**AIM OF THE EXERCISE:** Using the material below, copy every line where "SALT" appears.

— BEGIN —

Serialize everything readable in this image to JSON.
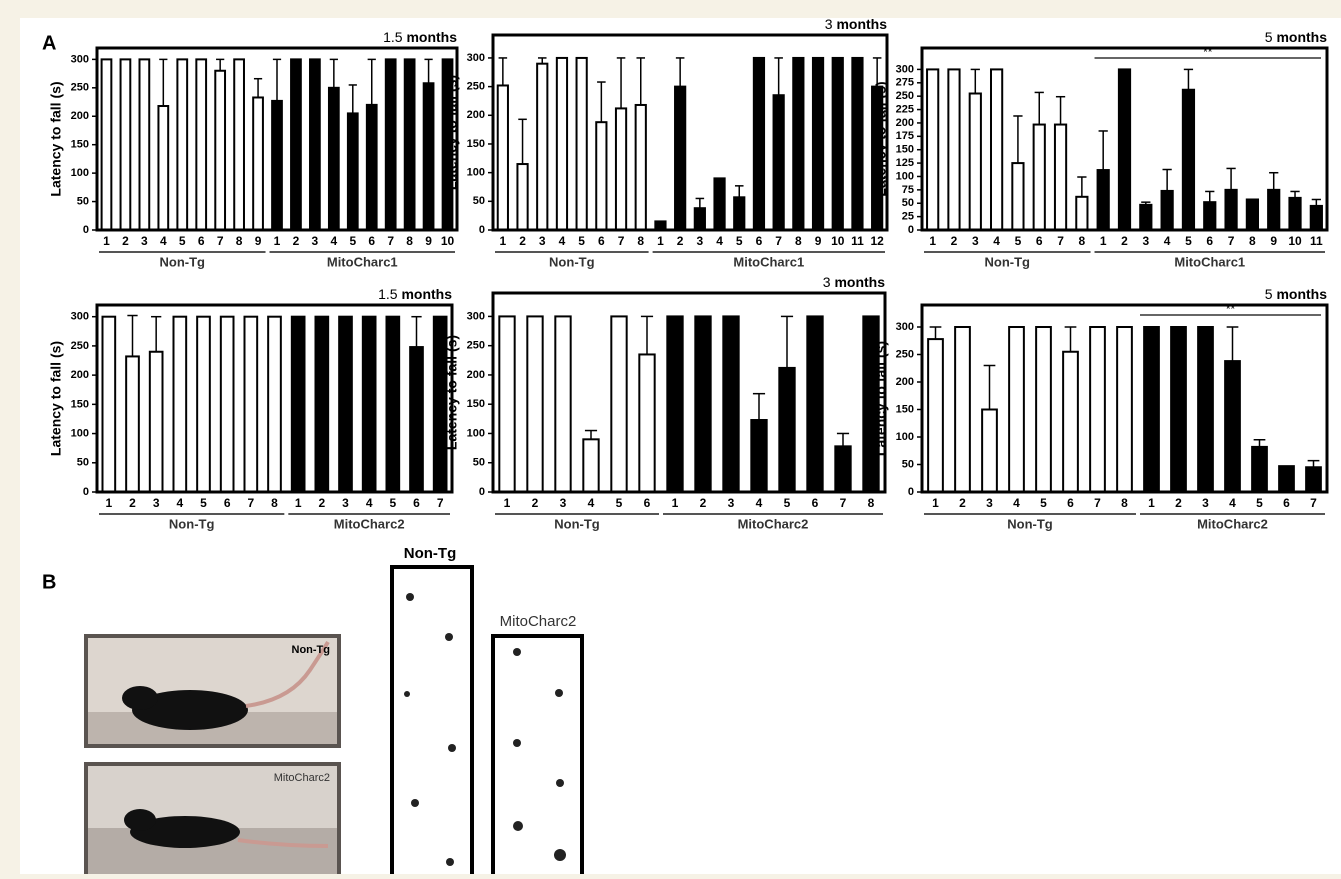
{
  "panel_labels": [
    "A",
    "B"
  ],
  "photos": [
    "Non-Tg",
    "MitoCharc2"
  ],
  "footprints": [
    "Non-Tg",
    "MitoCharc2"
  ],
  "chart_data": [
    {
      "type": "bar",
      "title": "1.5 months",
      "ylabel": "Latency to fall (s)",
      "ylim": [
        0,
        320
      ],
      "yticks": [
        0,
        50,
        100,
        150,
        200,
        250,
        300
      ],
      "categories": [
        "1",
        "2",
        "3",
        "4",
        "5",
        "6",
        "7",
        "8",
        "9",
        "1",
        "2",
        "3",
        "4",
        "5",
        "6",
        "7",
        "8",
        "9",
        "10"
      ],
      "series": [
        {
          "name": "Non-Tg",
          "color": "#ffffff",
          "values": [
            300,
            300,
            300,
            218,
            300,
            300,
            280,
            300,
            233,
            null,
            null,
            null,
            null,
            null,
            null,
            null,
            null,
            null,
            null
          ],
          "errors": [
            null,
            null,
            null,
            82,
            null,
            null,
            20,
            null,
            33,
            null,
            null,
            null,
            null,
            null,
            null,
            null,
            null,
            null,
            null
          ]
        },
        {
          "name": "MitoCharc1",
          "color": "#000000",
          "values": [
            null,
            null,
            null,
            null,
            null,
            null,
            null,
            null,
            null,
            227,
            300,
            300,
            250,
            205,
            220,
            300,
            300,
            258,
            300
          ],
          "errors": [
            null,
            null,
            null,
            null,
            null,
            null,
            null,
            null,
            null,
            73,
            null,
            null,
            50,
            50,
            80,
            null,
            null,
            42,
            null
          ]
        }
      ]
    },
    {
      "type": "bar",
      "title": "3 months",
      "ylabel": "Latency to fall (s)",
      "ylim": [
        0,
        340
      ],
      "yticks": [
        0,
        50,
        100,
        150,
        200,
        250,
        300
      ],
      "categories": [
        "1",
        "2",
        "3",
        "4",
        "5",
        "6",
        "7",
        "8",
        "1",
        "2",
        "3",
        "4",
        "5",
        "6",
        "7",
        "8",
        "9",
        "10",
        "11",
        "12"
      ],
      "series": [
        {
          "name": "Non-Tg",
          "color": "#ffffff",
          "values": [
            252,
            115,
            290,
            300,
            300,
            188,
            212,
            218,
            null,
            null,
            null,
            null,
            null,
            null,
            null,
            null,
            null,
            null,
            null,
            null
          ],
          "errors": [
            48,
            78,
            10,
            null,
            null,
            70,
            88,
            82,
            null,
            null,
            null,
            null,
            null,
            null,
            null,
            null,
            null,
            null,
            null,
            null
          ]
        },
        {
          "name": "MitoCharc1",
          "color": "#000000",
          "values": [
            null,
            null,
            null,
            null,
            null,
            null,
            null,
            null,
            15,
            250,
            38,
            90,
            57,
            300,
            235,
            300,
            300,
            300,
            300,
            250
          ],
          "errors": [
            null,
            null,
            null,
            null,
            null,
            null,
            null,
            null,
            null,
            50,
            17,
            null,
            20,
            null,
            65,
            null,
            null,
            null,
            null,
            50
          ]
        }
      ]
    },
    {
      "type": "bar",
      "title": "5 months",
      "ylabel": "Latency to fall (s)",
      "ylim": [
        0,
        340
      ],
      "yticks": [
        0,
        25,
        50,
        75,
        100,
        125,
        150,
        175,
        200,
        225,
        250,
        275,
        300
      ],
      "annotation": "**",
      "categories": [
        "1",
        "2",
        "3",
        "4",
        "5",
        "6",
        "7",
        "8",
        "1",
        "2",
        "3",
        "4",
        "5",
        "6",
        "7",
        "8",
        "9",
        "10",
        "11"
      ],
      "series": [
        {
          "name": "Non-Tg",
          "color": "#ffffff",
          "values": [
            300,
            300,
            255,
            300,
            125,
            197,
            197,
            62,
            null,
            null,
            null,
            null,
            null,
            null,
            null,
            null,
            null,
            null,
            null
          ],
          "errors": [
            null,
            null,
            45,
            null,
            88,
            60,
            52,
            37,
            null,
            null,
            null,
            null,
            null,
            null,
            null,
            null,
            null,
            null,
            null
          ]
        },
        {
          "name": "MitoCharc1",
          "color": "#000000",
          "values": [
            null,
            null,
            null,
            null,
            null,
            null,
            null,
            null,
            112,
            300,
            47,
            73,
            262,
            52,
            75,
            57,
            75,
            60,
            45
          ],
          "errors": [
            null,
            null,
            null,
            null,
            null,
            null,
            null,
            null,
            73,
            null,
            5,
            40,
            38,
            20,
            40,
            null,
            32,
            12,
            12
          ]
        }
      ]
    },
    {
      "type": "bar",
      "title": "1.5 months",
      "ylabel": "Latency to fall (s)",
      "ylim": [
        0,
        320
      ],
      "yticks": [
        0,
        50,
        100,
        150,
        200,
        250,
        300
      ],
      "categories": [
        "1",
        "2",
        "3",
        "4",
        "5",
        "6",
        "7",
        "8",
        "1",
        "2",
        "3",
        "4",
        "5",
        "6",
        "7"
      ],
      "series": [
        {
          "name": "Non-Tg",
          "color": "#ffffff",
          "values": [
            300,
            232,
            240,
            300,
            300,
            300,
            300,
            300,
            null,
            null,
            null,
            null,
            null,
            null,
            null
          ],
          "errors": [
            null,
            70,
            60,
            null,
            null,
            null,
            null,
            null,
            null,
            null,
            null,
            null,
            null,
            null,
            null
          ]
        },
        {
          "name": "MitoCharc2",
          "color": "#000000",
          "values": [
            null,
            null,
            null,
            null,
            null,
            null,
            null,
            null,
            300,
            300,
            300,
            300,
            300,
            248,
            300
          ],
          "errors": [
            null,
            null,
            null,
            null,
            null,
            null,
            null,
            null,
            null,
            null,
            null,
            null,
            null,
            52,
            null
          ]
        }
      ]
    },
    {
      "type": "bar",
      "title": "3 months",
      "ylabel": "Latency to fall (s)",
      "ylim": [
        0,
        340
      ],
      "yticks": [
        0,
        50,
        100,
        150,
        200,
        250,
        300
      ],
      "categories": [
        "1",
        "2",
        "3",
        "4",
        "5",
        "6",
        "1",
        "2",
        "3",
        "4",
        "5",
        "6",
        "7",
        "8"
      ],
      "series": [
        {
          "name": "Non-Tg",
          "color": "#ffffff",
          "values": [
            300,
            300,
            300,
            90,
            300,
            235,
            null,
            null,
            null,
            null,
            null,
            null,
            null,
            null
          ],
          "errors": [
            null,
            null,
            null,
            15,
            null,
            65,
            null,
            null,
            null,
            null,
            null,
            null,
            null,
            null
          ]
        },
        {
          "name": "MitoCharc2",
          "color": "#000000",
          "values": [
            null,
            null,
            null,
            null,
            null,
            null,
            300,
            300,
            300,
            123,
            212,
            300,
            78,
            300
          ],
          "errors": [
            null,
            null,
            null,
            null,
            null,
            null,
            null,
            null,
            null,
            45,
            88,
            null,
            22,
            null
          ]
        }
      ]
    },
    {
      "type": "bar",
      "title": "5 months",
      "ylabel": "Latency to fall (s)",
      "ylim": [
        0,
        340
      ],
      "yticks": [
        0,
        50,
        100,
        150,
        200,
        250,
        300
      ],
      "annotation": "**",
      "categories": [
        "1",
        "2",
        "3",
        "4",
        "5",
        "6",
        "7",
        "8",
        "1",
        "2",
        "3",
        "4",
        "5",
        "6",
        "7"
      ],
      "series": [
        {
          "name": "Non-Tg",
          "color": "#ffffff",
          "values": [
            278,
            300,
            150,
            300,
            300,
            255,
            300,
            300,
            null,
            null,
            null,
            null,
            null,
            null,
            null
          ],
          "errors": [
            22,
            null,
            80,
            null,
            null,
            45,
            null,
            null,
            null,
            null,
            null,
            null,
            null,
            null,
            null
          ]
        },
        {
          "name": "MitoCharc2",
          "color": "#000000",
          "values": [
            null,
            null,
            null,
            null,
            null,
            null,
            null,
            null,
            300,
            300,
            300,
            238,
            82,
            47,
            45
          ],
          "errors": [
            null,
            null,
            null,
            null,
            null,
            null,
            null,
            null,
            null,
            null,
            null,
            62,
            13,
            null,
            12
          ]
        }
      ]
    }
  ]
}
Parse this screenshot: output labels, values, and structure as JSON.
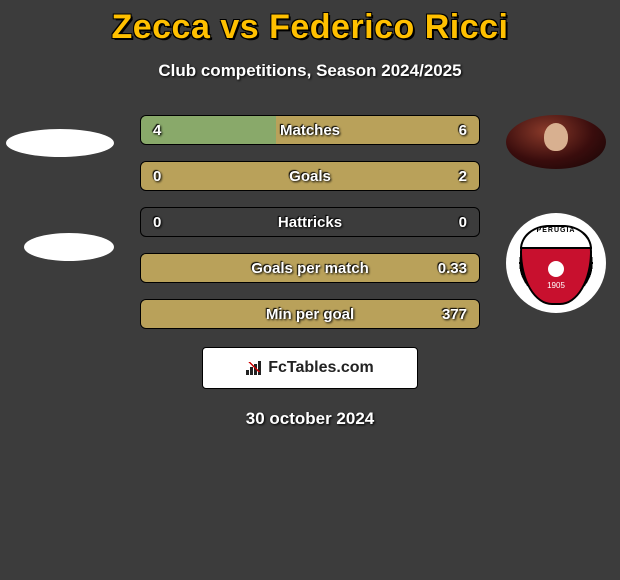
{
  "title": "Zecca vs Federico Ricci",
  "subtitle": "Club competitions, Season 2024/2025",
  "date": "30 october 2024",
  "brand": "FcTables.com",
  "colors": {
    "accent": "#ffc000",
    "left_fill": "#89a96a",
    "right_fill": "#b9a15a",
    "background": "#3c3c3c",
    "crest_red": "#c8102e"
  },
  "crest": {
    "label": "PERUGIA",
    "year": "1905"
  },
  "rows": [
    {
      "label": "Matches",
      "left": "4",
      "right": "6",
      "left_pct": 40,
      "right_pct": 60
    },
    {
      "label": "Goals",
      "left": "0",
      "right": "2",
      "left_pct": 0,
      "right_pct": 100
    },
    {
      "label": "Hattricks",
      "left": "0",
      "right": "0",
      "left_pct": 0,
      "right_pct": 0
    },
    {
      "label": "Goals per match",
      "left": "",
      "right": "0.33",
      "left_pct": 0,
      "right_pct": 100
    },
    {
      "label": "Min per goal",
      "left": "",
      "right": "377",
      "left_pct": 0,
      "right_pct": 100
    }
  ]
}
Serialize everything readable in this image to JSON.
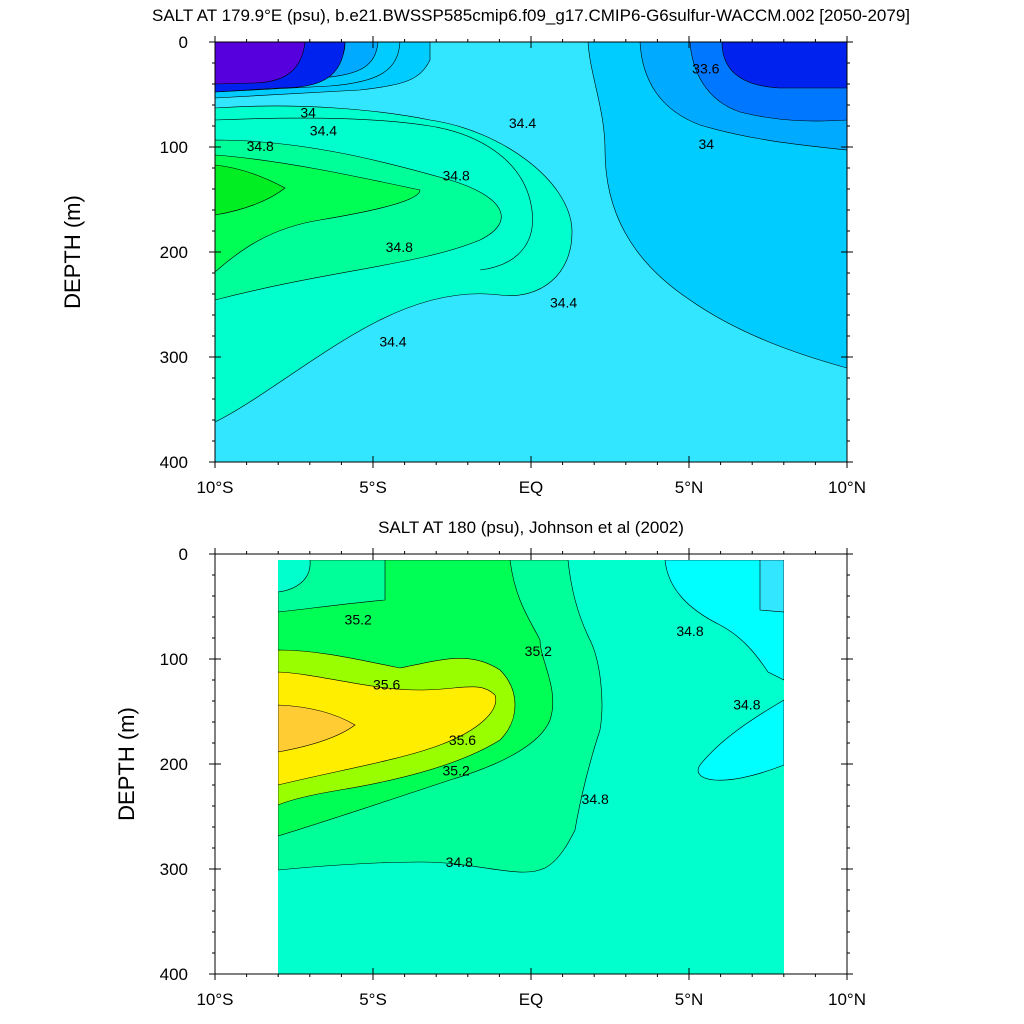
{
  "chart_data": [
    {
      "type": "contour",
      "title": "SALT AT 179.9°E (psu), b.e21.BWSSP585cmip6.f09_g17.CMIP6-G6sulfur-WACCM.002 [2050-2079]",
      "xlabel": "",
      "ylabel": "DEPTH (m)",
      "xlim": [
        -10,
        10
      ],
      "ylim": [
        400,
        0
      ],
      "x_ticks": [
        {
          "value": -10,
          "label": "10°S"
        },
        {
          "value": -5,
          "label": "5°S"
        },
        {
          "value": 0,
          "label": "EQ"
        },
        {
          "value": 5,
          "label": "5°N"
        },
        {
          "value": 10,
          "label": "10°N"
        }
      ],
      "y_ticks": [
        {
          "value": 0,
          "label": "0"
        },
        {
          "value": 100,
          "label": "100"
        },
        {
          "value": 200,
          "label": "200"
        },
        {
          "value": 300,
          "label": "300"
        },
        {
          "value": 400,
          "label": "400"
        }
      ],
      "contour_labels": [
        {
          "text": "34",
          "x": -7.3,
          "depth": 72
        },
        {
          "text": "34.4",
          "x": -7.0,
          "depth": 89
        },
        {
          "text": "34.8",
          "x": -9.0,
          "depth": 104
        },
        {
          "text": "34.8",
          "x": -2.8,
          "depth": 132
        },
        {
          "text": "34.8",
          "x": -4.6,
          "depth": 200
        },
        {
          "text": "34.4",
          "x": -4.8,
          "depth": 290
        },
        {
          "text": "34.4",
          "x": -0.7,
          "depth": 82
        },
        {
          "text": "34.4",
          "x": 0.6,
          "depth": 253
        },
        {
          "text": "33.6",
          "x": 5.1,
          "depth": 30
        },
        {
          "text": "34",
          "x": 5.3,
          "depth": 102
        }
      ]
    },
    {
      "type": "contour",
      "title": "SALT AT 180 (psu), Johnson et al (2002)",
      "xlabel": "",
      "ylabel": "DEPTH (m)",
      "xlim": [
        -10,
        10
      ],
      "ylim": [
        400,
        0
      ],
      "data_extent_x": [
        -8,
        8
      ],
      "data_extent_depth": [
        6,
        400
      ],
      "x_ticks": [
        {
          "value": -10,
          "label": "10°S"
        },
        {
          "value": -5,
          "label": "5°S"
        },
        {
          "value": 0,
          "label": "EQ"
        },
        {
          "value": 5,
          "label": "5°N"
        },
        {
          "value": 10,
          "label": "10°N"
        }
      ],
      "y_ticks": [
        {
          "value": 0,
          "label": "0"
        },
        {
          "value": 100,
          "label": "100"
        },
        {
          "value": 200,
          "label": "200"
        },
        {
          "value": 300,
          "label": "300"
        },
        {
          "value": 400,
          "label": "400"
        }
      ],
      "contour_labels": [
        {
          "text": "35.2",
          "x": -5.9,
          "depth": 67
        },
        {
          "text": "35.6",
          "x": -5.0,
          "depth": 129
        },
        {
          "text": "35.6",
          "x": -2.6,
          "depth": 182
        },
        {
          "text": "35.2",
          "x": -2.8,
          "depth": 211
        },
        {
          "text": "35.2",
          "x": -0.2,
          "depth": 97
        },
        {
          "text": "34.8",
          "x": 4.6,
          "depth": 78
        },
        {
          "text": "34.8",
          "x": 6.4,
          "depth": 148
        },
        {
          "text": "34.8",
          "x": 1.6,
          "depth": 238
        },
        {
          "text": "34.8",
          "x": -2.7,
          "depth": 298
        }
      ]
    }
  ]
}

— END —

**WRITTEN SOLUTION:**
      "title": "SALT AT 179.9°E (psu), b.e21.BWSSP585cmip6.f09_g17.CMIP6-G6sulfur-WACCM.002 [2050-2079]",
      "title": "SALT AT 180 (psu), Johnson et al (2002)",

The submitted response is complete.